REQUIREMENT:
Output the lines that follow exactly as they are.

INPUT ROWS:
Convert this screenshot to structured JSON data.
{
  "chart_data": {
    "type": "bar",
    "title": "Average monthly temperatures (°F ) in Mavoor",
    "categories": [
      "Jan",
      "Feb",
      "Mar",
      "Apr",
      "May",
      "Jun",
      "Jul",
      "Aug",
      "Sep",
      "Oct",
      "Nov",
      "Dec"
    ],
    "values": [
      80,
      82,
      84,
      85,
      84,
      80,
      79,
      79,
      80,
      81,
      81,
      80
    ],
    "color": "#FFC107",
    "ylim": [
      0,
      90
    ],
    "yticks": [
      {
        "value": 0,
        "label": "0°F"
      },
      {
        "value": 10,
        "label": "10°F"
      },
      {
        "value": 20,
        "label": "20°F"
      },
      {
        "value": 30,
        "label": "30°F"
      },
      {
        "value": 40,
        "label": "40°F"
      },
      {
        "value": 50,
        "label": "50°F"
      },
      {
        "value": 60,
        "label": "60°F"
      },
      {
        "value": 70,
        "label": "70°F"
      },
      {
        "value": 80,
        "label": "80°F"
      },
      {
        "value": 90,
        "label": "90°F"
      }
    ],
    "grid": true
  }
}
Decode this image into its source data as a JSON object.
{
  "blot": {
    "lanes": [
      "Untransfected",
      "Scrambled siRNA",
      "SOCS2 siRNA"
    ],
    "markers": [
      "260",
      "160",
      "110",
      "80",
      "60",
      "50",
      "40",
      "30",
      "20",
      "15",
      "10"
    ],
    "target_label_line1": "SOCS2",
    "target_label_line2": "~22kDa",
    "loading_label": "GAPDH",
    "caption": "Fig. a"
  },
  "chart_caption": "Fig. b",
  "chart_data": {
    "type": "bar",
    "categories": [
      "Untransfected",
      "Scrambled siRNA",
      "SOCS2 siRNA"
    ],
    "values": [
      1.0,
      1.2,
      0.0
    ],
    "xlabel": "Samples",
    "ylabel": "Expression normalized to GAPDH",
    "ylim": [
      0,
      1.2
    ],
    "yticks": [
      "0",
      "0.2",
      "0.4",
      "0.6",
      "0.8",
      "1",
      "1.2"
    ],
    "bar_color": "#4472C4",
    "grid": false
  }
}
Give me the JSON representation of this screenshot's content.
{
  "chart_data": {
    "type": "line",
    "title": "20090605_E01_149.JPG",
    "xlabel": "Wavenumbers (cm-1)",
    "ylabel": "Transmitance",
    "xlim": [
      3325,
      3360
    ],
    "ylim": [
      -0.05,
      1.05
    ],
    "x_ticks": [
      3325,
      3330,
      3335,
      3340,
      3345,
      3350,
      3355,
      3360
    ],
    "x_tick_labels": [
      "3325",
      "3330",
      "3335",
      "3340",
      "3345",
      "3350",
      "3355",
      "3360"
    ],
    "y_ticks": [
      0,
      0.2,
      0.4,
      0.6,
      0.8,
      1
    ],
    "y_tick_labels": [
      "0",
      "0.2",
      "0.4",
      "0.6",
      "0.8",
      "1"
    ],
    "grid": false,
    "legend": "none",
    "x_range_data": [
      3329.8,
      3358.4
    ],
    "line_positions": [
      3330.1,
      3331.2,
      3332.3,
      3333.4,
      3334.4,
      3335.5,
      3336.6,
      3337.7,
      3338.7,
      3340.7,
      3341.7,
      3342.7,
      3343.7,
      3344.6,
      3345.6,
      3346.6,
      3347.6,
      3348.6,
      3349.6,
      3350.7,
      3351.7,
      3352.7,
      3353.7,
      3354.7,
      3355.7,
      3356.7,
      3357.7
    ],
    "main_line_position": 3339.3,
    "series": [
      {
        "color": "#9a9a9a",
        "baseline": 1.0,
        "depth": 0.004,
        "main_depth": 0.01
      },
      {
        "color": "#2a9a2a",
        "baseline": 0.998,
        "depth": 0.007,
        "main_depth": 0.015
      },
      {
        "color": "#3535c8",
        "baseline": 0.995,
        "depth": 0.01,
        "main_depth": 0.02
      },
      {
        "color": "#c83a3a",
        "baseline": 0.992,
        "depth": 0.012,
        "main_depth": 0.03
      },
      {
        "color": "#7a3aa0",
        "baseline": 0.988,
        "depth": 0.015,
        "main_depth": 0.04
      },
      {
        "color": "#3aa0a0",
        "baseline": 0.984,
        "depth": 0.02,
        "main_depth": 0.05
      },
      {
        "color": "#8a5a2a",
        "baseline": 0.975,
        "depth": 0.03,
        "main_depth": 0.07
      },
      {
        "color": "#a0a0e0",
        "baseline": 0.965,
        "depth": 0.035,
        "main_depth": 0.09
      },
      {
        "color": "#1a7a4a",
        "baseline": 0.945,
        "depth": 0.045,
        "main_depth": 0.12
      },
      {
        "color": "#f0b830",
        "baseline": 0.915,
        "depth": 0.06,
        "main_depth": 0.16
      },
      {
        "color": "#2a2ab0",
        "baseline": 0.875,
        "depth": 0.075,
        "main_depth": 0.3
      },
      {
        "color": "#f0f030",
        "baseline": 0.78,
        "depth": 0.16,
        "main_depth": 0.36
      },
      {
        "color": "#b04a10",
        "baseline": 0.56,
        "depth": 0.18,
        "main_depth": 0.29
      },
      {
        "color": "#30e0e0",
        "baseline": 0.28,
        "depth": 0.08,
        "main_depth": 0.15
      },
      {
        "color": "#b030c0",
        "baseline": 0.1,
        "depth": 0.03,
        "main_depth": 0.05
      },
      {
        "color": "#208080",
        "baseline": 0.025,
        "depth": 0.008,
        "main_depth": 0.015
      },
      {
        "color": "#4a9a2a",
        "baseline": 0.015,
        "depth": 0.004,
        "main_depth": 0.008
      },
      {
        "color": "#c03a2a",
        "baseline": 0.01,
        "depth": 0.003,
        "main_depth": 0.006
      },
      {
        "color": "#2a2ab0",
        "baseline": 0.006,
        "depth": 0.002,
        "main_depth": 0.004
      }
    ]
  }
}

RESPONSE TO THE EXERCISE:
Convert this screenshot to structured JSON data.
{
  "chart_data": {
    "type": "bar",
    "title": "Average monthly temperatures (°F ) in Mavoor",
    "categories": [
      "Jan",
      "Feb",
      "Mar",
      "Apr",
      "May",
      "Jun",
      "Jul",
      "Aug",
      "Sep",
      "Oct",
      "Nov",
      "Dec"
    ],
    "values": [
      80,
      82,
      84,
      85,
      84,
      80,
      79,
      79,
      80,
      81,
      81,
      80
    ],
    "color": "#FFC107",
    "ylim": [
      0,
      90
    ],
    "yticks": [
      {
        "value": 0,
        "label": "0°F"
      },
      {
        "value": 10,
        "label": "10°F"
      },
      {
        "value": 20,
        "label": "20°F"
      },
      {
        "value": 30,
        "label": "30°F"
      },
      {
        "value": 40,
        "label": "40°F"
      },
      {
        "value": 50,
        "label": "50°F"
      },
      {
        "value": 60,
        "label": "60°F"
      },
      {
        "value": 70,
        "label": "70°F"
      },
      {
        "value": 80,
        "label": "80°F"
      },
      {
        "value": 90,
        "label": "90°F"
      }
    ],
    "grid": true
  }
}
Decode this image into its source data as a JSON object.
{
  "blot": {
    "lanes": [
      "Untransfected",
      "Scrambled siRNA",
      "SOCS2 siRNA"
    ],
    "markers": [
      "260",
      "160",
      "110",
      "80",
      "60",
      "50",
      "40",
      "30",
      "20",
      "15",
      "10"
    ],
    "target_label_line1": "SOCS2",
    "target_label_line2": "~22kDa",
    "loading_label": "GAPDH",
    "caption": "Fig. a"
  },
  "chart_caption": "Fig. b",
  "chart_data": {
    "type": "bar",
    "categories": [
      "Untransfected",
      "Scrambled siRNA",
      "SOCS2 siRNA"
    ],
    "values": [
      1.0,
      1.2,
      0.0
    ],
    "xlabel": "Samples",
    "ylabel": "Expression normalized to GAPDH",
    "ylim": [
      0,
      1.2
    ],
    "yticks": [
      "0",
      "0.2",
      "0.4",
      "0.6",
      "0.8",
      "1",
      "1.2"
    ],
    "bar_color": "#4472C4",
    "grid": false
  }
}
Give me the JSON representation of this screenshot's content.
{
  "chart_data": {
    "type": "line",
    "title": "20090605_E01_149.JPG",
    "xlabel": "Wavenumbers (cm-1)",
    "ylabel": "Transmitance",
    "xlim": [
      3325,
      3360
    ],
    "ylim": [
      -0.05,
      1.05
    ],
    "x_ticks": [
      3325,
      3330,
      3335,
      3340,
      3345,
      3350,
      3355,
      3360
    ],
    "x_tick_labels": [
      "3325",
      "3330",
      "3335",
      "3340",
      "3345",
      "3350",
      "3355",
      "3360"
    ],
    "y_ticks": [
      0,
      0.2,
      0.4,
      0.6,
      0.8,
      1
    ],
    "y_tick_labels": [
      "0",
      "0.2",
      "0.4",
      "0.6",
      "0.8",
      "1"
    ],
    "grid": false,
    "legend": "none",
    "x_range_data": [
      3329.8,
      3358.4
    ],
    "line_positions": [
      3330.1,
      3331.2,
      3332.3,
      3333.4,
      3334.4,
      3335.5,
      3336.6,
      3337.7,
      3338.7,
      3340.7,
      3341.7,
      3342.7,
      3343.7,
      3344.6,
      3345.6,
      3346.6,
      3347.6,
      3348.6,
      3349.6,
      3350.7,
      3351.7,
      3352.7,
      3353.7,
      3354.7,
      3355.7,
      3356.7,
      3357.7
    ],
    "main_line_position": 3339.3,
    "series": [
      {
        "color": "#9a9a9a",
        "baseline": 1.0,
        "depth": 0.004,
        "main_depth": 0.01
      },
      {
        "color": "#2a9a2a",
        "baseline": 0.998,
        "depth": 0.007,
        "main_depth": 0.015
      },
      {
        "color": "#3535c8",
        "baseline": 0.995,
        "depth": 0.01,
        "main_depth": 0.02
      },
      {
        "color": "#c83a3a",
        "baseline": 0.992,
        "depth": 0.012,
        "main_depth": 0.03
      },
      {
        "color": "#7a3aa0",
        "baseline": 0.988,
        "depth": 0.015,
        "main_depth": 0.04
      },
      {
        "color": "#3aa0a0",
        "baseline": 0.984,
        "depth": 0.02,
        "main_depth": 0.05
      },
      {
        "color": "#8a5a2a",
        "baseline": 0.975,
        "depth": 0.03,
        "main_depth": 0.07
      },
      {
        "color": "#a0a0e0",
        "baseline": 0.965,
        "depth": 0.035,
        "main_depth": 0.09
      },
      {
        "color": "#1a7a4a",
        "baseline": 0.945,
        "depth": 0.045,
        "main_depth": 0.12
      },
      {
        "color": "#f0b830",
        "baseline": 0.915,
        "depth": 0.06,
        "main_depth": 0.16
      },
      {
        "color": "#2a2ab0",
        "baseline": 0.875,
        "depth": 0.075,
        "main_depth": 0.3
      },
      {
        "color": "#f0f030",
        "baseline": 0.78,
        "depth": 0.16,
        "main_depth": 0.36
      },
      {
        "color": "#b04a10",
        "baseline": 0.56,
        "depth": 0.18,
        "main_depth": 0.29
      },
      {
        "color": "#30e0e0",
        "baseline": 0.28,
        "depth": 0.08,
        "main_depth": 0.15
      },
      {
        "color": "#b030c0",
        "baseline": 0.1,
        "depth": 0.03,
        "main_depth": 0.05
      },
      {
        "color": "#208080",
        "baseline": 0.025,
        "depth": 0.008,
        "main_depth": 0.015
      },
      {
        "color": "#4a9a2a",
        "baseline": 0.015,
        "depth": 0.004,
        "main_depth": 0.008
      },
      {
        "color": "#c03a2a",
        "baseline": 0.01,
        "depth": 0.003,
        "main_depth": 0.006
      },
      {
        "color": "#2a2ab0",
        "baseline": 0.006,
        "depth": 0.002,
        "main_depth": 0.004
      }
    ]
  }
}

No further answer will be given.